═════ DATA FOR THE TASK ═════

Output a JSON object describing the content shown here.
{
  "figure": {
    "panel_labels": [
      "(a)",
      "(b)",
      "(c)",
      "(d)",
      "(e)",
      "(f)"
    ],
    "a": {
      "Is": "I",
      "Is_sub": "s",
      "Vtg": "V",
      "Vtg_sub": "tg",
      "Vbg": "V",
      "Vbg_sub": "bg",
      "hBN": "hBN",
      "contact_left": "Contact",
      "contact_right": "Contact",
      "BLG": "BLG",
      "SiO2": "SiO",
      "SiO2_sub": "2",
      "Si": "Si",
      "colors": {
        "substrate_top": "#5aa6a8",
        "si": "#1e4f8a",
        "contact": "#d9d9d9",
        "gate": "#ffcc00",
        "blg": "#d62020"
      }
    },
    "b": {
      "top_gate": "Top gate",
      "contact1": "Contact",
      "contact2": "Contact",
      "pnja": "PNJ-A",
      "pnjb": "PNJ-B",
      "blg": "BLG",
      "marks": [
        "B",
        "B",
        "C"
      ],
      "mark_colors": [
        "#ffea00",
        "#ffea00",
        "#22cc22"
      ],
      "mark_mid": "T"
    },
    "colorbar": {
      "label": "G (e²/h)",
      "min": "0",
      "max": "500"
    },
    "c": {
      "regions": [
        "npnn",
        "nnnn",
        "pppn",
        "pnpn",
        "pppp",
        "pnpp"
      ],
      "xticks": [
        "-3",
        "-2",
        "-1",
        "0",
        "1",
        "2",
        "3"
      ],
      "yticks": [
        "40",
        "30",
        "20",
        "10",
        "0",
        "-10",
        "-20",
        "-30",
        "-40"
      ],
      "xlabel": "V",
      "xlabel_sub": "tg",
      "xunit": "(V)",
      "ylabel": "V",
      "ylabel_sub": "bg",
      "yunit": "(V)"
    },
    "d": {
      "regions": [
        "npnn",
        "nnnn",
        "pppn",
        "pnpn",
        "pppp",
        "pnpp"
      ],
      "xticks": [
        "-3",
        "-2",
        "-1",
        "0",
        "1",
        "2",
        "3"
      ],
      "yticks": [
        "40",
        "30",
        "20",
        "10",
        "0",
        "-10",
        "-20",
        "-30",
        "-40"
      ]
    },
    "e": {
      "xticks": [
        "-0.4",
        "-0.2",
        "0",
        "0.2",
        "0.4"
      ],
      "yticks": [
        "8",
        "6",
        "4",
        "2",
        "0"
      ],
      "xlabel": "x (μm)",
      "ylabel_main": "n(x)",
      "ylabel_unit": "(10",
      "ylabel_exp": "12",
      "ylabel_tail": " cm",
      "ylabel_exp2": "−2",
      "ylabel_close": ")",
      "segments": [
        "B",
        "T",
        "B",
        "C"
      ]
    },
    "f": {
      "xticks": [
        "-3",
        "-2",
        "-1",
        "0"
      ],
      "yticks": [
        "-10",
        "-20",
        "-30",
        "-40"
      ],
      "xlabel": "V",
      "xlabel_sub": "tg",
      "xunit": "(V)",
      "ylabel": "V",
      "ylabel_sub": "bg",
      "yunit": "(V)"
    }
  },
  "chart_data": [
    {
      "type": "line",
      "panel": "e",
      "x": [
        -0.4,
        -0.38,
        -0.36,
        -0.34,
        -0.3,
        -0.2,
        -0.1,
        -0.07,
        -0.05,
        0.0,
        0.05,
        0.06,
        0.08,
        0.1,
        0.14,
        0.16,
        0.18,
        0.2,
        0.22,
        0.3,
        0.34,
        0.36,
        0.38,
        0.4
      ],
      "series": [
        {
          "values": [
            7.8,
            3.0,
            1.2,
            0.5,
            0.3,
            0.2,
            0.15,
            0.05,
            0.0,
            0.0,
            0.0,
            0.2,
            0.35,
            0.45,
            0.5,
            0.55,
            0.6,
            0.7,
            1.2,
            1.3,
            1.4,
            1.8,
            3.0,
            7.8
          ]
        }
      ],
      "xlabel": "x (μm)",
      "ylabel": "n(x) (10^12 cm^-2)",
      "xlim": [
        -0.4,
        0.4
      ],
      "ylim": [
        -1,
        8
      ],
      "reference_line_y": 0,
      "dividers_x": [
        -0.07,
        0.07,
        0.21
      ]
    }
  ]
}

═════

■ PROBLEM DESCRIPTION: Write out the data again, exactly and in full.

■ ANSWER TO THE TASK:
Output a JSON object describing the content shown here.
{
  "figure": {
    "panel_labels": [
      "(a)",
      "(b)",
      "(c)",
      "(d)",
      "(e)",
      "(f)"
    ],
    "a": {
      "Is": "I",
      "Is_sub": "s",
      "Vtg": "V",
      "Vtg_sub": "tg",
      "Vbg": "V",
      "Vbg_sub": "bg",
      "hBN": "hBN",
      "contact_left": "Contact",
      "contact_right": "Contact",
      "BLG": "BLG",
      "SiO2": "SiO",
      "SiO2_sub": "2",
      "Si": "Si",
      "colors": {
        "substrate_top": "#5aa6a8",
        "si": "#1e4f8a",
        "contact": "#d9d9d9",
        "gate": "#ffcc00",
        "blg": "#d62020"
      }
    },
    "b": {
      "top_gate": "Top gate",
      "contact1": "Contact",
      "contact2": "Contact",
      "pnja": "PNJ-A",
      "pnjb": "PNJ-B",
      "blg": "BLG",
      "marks": [
        "B",
        "B",
        "C"
      ],
      "mark_colors": [
        "#ffea00",
        "#ffea00",
        "#22cc22"
      ],
      "mark_mid": "T"
    },
    "colorbar": {
      "label": "G (e²/h)",
      "min": "0",
      "max": "500"
    },
    "c": {
      "regions": [
        "npnn",
        "nnnn",
        "pppn",
        "pnpn",
        "pppp",
        "pnpp"
      ],
      "xticks": [
        "-3",
        "-2",
        "-1",
        "0",
        "1",
        "2",
        "3"
      ],
      "yticks": [
        "40",
        "30",
        "20",
        "10",
        "0",
        "-10",
        "-20",
        "-30",
        "-40"
      ],
      "xlabel": "V",
      "xlabel_sub": "tg",
      "xunit": "(V)",
      "ylabel": "V",
      "ylabel_sub": "bg",
      "yunit": "(V)"
    },
    "d": {
      "regions": [
        "npnn",
        "nnnn",
        "pppn",
        "pnpn",
        "pppp",
        "pnpp"
      ],
      "xticks": [
        "-3",
        "-2",
        "-1",
        "0",
        "1",
        "2",
        "3"
      ],
      "yticks": [
        "40",
        "30",
        "20",
        "10",
        "0",
        "-10",
        "-20",
        "-30",
        "-40"
      ]
    },
    "e": {
      "xticks": [
        "-0.4",
        "-0.2",
        "0",
        "0.2",
        "0.4"
      ],
      "yticks": [
        "8",
        "6",
        "4",
        "2",
        "0"
      ],
      "xlabel": "x (μm)",
      "ylabel_main": "n(x)",
      "ylabel_unit": "(10",
      "ylabel_exp": "12",
      "ylabel_tail": " cm",
      "ylabel_exp2": "−2",
      "ylabel_close": ")",
      "segments": [
        "B",
        "T",
        "B",
        "C"
      ]
    },
    "f": {
      "xticks": [
        "-3",
        "-2",
        "-1",
        "0"
      ],
      "yticks": [
        "-10",
        "-20",
        "-30",
        "-40"
      ],
      "xlabel": "V",
      "xlabel_sub": "tg",
      "xunit": "(V)",
      "ylabel": "V",
      "ylabel_sub": "bg",
      "yunit": "(V)"
    }
  },
  "chart_data": [
    {
      "type": "line",
      "panel": "e",
      "x": [
        -0.4,
        -0.38,
        -0.36,
        -0.34,
        -0.3,
        -0.2,
        -0.1,
        -0.07,
        -0.05,
        0.0,
        0.05,
        0.06,
        0.08,
        0.1,
        0.14,
        0.16,
        0.18,
        0.2,
        0.22,
        0.3,
        0.34,
        0.36,
        0.38,
        0.4
      ],
      "series": [
        {
          "values": [
            7.8,
            3.0,
            1.2,
            0.5,
            0.3,
            0.2,
            0.15,
            0.05,
            0.0,
            0.0,
            0.0,
            0.2,
            0.35,
            0.45,
            0.5,
            0.55,
            0.6,
            0.7,
            1.2,
            1.3,
            1.4,
            1.8,
            3.0,
            7.8
          ]
        }
      ],
      "xlabel": "x (μm)",
      "ylabel": "n(x) (10^12 cm^-2)",
      "xlim": [
        -0.4,
        0.4
      ],
      "ylim": [
        -1,
        8
      ],
      "reference_line_y": 0,
      "dividers_x": [
        -0.07,
        0.07,
        0.21
      ]
    }
  ]
}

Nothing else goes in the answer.